**Information provided**
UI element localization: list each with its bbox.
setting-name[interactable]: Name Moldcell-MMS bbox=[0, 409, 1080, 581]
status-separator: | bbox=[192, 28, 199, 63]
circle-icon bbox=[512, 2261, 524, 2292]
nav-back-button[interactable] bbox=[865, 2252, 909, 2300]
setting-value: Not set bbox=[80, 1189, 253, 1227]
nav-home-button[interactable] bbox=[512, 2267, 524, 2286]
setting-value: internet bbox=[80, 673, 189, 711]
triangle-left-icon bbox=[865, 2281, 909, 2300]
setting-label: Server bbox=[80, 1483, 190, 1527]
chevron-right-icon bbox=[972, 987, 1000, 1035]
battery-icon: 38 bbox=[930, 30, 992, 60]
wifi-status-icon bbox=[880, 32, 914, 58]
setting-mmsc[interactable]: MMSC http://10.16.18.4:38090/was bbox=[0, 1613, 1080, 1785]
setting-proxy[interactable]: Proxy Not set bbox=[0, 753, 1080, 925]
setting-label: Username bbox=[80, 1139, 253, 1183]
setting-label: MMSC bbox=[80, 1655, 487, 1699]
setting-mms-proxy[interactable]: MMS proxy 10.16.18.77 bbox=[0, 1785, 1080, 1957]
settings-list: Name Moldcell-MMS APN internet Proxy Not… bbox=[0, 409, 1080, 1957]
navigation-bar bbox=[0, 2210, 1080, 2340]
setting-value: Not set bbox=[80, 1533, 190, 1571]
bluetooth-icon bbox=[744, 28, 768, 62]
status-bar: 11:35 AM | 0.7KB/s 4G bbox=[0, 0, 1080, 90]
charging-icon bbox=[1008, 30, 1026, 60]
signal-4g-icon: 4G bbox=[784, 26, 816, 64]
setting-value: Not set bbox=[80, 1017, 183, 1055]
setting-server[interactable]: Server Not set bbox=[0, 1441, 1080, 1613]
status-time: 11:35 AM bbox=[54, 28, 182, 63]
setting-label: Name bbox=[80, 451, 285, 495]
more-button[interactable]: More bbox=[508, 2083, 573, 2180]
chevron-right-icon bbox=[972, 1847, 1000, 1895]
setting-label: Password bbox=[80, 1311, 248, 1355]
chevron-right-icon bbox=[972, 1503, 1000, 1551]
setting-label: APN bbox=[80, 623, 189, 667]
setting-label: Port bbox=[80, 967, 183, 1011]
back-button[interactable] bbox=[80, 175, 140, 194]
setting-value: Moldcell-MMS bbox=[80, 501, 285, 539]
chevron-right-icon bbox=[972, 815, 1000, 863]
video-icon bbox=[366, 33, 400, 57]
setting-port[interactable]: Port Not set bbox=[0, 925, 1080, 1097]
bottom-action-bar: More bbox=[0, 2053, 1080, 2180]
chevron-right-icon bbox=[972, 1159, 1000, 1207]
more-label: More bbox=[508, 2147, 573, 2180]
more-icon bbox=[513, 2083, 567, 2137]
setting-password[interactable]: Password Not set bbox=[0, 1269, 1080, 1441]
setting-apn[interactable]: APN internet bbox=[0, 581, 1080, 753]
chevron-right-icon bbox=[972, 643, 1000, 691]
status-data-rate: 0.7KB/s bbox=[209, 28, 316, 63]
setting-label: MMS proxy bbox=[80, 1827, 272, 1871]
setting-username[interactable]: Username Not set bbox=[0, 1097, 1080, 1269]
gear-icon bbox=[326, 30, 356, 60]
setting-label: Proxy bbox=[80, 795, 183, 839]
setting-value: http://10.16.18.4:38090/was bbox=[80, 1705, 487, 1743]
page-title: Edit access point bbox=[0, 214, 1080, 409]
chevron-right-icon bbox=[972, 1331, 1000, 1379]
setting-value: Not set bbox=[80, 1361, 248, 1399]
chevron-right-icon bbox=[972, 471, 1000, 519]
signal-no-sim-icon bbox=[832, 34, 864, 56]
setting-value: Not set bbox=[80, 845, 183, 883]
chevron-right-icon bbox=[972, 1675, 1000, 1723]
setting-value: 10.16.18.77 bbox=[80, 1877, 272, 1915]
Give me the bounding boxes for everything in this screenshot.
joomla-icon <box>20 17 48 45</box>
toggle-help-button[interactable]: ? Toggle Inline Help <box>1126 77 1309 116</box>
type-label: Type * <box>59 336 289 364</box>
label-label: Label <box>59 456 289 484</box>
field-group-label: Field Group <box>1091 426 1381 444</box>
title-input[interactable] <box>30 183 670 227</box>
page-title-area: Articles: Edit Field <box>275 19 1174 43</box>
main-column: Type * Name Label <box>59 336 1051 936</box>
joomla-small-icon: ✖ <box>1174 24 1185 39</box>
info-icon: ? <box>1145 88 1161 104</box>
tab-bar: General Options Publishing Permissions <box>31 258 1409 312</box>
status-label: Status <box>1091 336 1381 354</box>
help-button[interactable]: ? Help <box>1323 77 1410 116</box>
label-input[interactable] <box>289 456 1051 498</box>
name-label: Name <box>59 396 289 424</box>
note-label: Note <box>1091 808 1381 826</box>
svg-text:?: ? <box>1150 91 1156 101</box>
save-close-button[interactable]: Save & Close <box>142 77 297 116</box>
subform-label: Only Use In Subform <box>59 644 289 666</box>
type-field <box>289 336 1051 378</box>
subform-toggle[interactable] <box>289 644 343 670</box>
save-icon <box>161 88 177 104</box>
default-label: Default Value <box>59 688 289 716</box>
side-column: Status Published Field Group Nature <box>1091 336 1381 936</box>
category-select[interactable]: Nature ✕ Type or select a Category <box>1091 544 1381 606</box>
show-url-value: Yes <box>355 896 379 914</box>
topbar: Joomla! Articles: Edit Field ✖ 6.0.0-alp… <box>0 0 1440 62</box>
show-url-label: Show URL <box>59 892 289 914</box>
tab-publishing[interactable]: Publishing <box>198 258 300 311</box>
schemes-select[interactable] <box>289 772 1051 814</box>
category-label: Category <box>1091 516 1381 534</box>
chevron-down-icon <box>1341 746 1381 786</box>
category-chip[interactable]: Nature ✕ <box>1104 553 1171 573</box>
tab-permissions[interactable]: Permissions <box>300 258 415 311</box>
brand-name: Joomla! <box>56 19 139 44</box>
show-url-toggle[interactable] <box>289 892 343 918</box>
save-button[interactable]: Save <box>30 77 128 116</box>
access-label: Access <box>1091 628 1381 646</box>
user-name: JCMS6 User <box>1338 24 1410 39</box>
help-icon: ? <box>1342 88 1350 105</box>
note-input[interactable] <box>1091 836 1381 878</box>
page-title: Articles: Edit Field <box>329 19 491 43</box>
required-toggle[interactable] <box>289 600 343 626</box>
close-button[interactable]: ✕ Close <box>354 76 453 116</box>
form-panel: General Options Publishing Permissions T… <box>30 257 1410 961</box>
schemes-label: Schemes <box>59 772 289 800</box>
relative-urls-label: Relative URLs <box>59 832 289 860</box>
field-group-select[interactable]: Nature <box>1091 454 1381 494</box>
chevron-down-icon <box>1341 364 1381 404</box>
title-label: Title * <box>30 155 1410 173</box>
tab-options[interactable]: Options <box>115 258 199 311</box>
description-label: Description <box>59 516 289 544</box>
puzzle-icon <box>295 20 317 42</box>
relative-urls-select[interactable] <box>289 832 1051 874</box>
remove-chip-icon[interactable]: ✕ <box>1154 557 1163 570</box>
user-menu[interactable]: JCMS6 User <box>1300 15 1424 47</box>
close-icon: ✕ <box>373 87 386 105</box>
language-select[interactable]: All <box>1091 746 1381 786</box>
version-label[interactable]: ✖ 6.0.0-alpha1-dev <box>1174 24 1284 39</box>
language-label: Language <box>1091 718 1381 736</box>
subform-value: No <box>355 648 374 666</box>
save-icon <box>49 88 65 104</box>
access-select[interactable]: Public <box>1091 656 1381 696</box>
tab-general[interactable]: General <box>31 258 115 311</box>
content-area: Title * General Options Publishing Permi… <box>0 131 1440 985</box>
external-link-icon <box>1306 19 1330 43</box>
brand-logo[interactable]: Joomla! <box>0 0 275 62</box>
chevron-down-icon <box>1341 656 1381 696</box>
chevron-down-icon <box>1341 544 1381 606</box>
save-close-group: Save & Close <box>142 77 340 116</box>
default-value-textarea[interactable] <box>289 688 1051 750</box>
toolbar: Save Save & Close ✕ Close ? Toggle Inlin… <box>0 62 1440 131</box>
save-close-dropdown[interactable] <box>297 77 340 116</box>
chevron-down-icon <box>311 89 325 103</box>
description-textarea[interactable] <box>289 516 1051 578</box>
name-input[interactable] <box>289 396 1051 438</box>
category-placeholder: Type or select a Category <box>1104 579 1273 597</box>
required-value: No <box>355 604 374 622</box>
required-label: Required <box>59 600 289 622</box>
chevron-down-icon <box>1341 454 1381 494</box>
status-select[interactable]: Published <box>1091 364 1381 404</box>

**Job**
Rewrite everything from the start of the records above down to and including the line containing "setting-label: Name bbox=[80, 451, 285, 495]" as a numbered list, omitting any blank lines.

**Finished answer**
1. UI element localization: list each with its bbox.
2. setting-name[interactable]: Name Moldcell-MMS bbox=[0, 409, 1080, 581]
3. status-separator: | bbox=[192, 28, 199, 63]
4. circle-icon bbox=[512, 2261, 524, 2292]
5. nav-back-button[interactable] bbox=[865, 2252, 909, 2300]
6. setting-value: Not set bbox=[80, 1189, 253, 1227]
7. nav-home-button[interactable] bbox=[512, 2267, 524, 2286]
8. setting-value: internet bbox=[80, 673, 189, 711]
9. triangle-left-icon bbox=[865, 2281, 909, 2300]
10. setting-label: Server bbox=[80, 1483, 190, 1527]
11. chevron-right-icon bbox=[972, 987, 1000, 1035]
12. battery-icon: 38 bbox=[930, 30, 992, 60]
13. wifi-status-icon bbox=[880, 32, 914, 58]
14. setting-mmsc[interactable]: MMSC http://10.16.18.4:38090/was bbox=[0, 1613, 1080, 1785]
15. setting-proxy[interactable]: Proxy Not set bbox=[0, 753, 1080, 925]
16. setting-label: Username bbox=[80, 1139, 253, 1183]
17. setting-label: MMSC bbox=[80, 1655, 487, 1699]
18. setting-mms-proxy[interactable]: MMS proxy 10.16.18.77 bbox=[0, 1785, 1080, 1957]
19. settings-list: Name Moldcell-MMS APN internet Proxy Not… bbox=[0, 409, 1080, 1957]
20. navigation-bar bbox=[0, 2210, 1080, 2340]
21. setting-value: Not set bbox=[80, 1533, 190, 1571]
22. bluetooth-icon bbox=[744, 28, 768, 62]
23. status-bar: 11:35 AM | 0.7KB/s 4G bbox=[0, 0, 1080, 90]
24. charging-icon bbox=[1008, 30, 1026, 60]
25. signal-4g-icon: 4G bbox=[784, 26, 816, 64]
26. setting-value: Not set bbox=[80, 1017, 183, 1055]
27. setting-server[interactable]: Server Not set bbox=[0, 1441, 1080, 1613]
28. status-time: 11:35 AM bbox=[54, 28, 182, 63]
29. setting-label: Name bbox=[80, 451, 285, 495]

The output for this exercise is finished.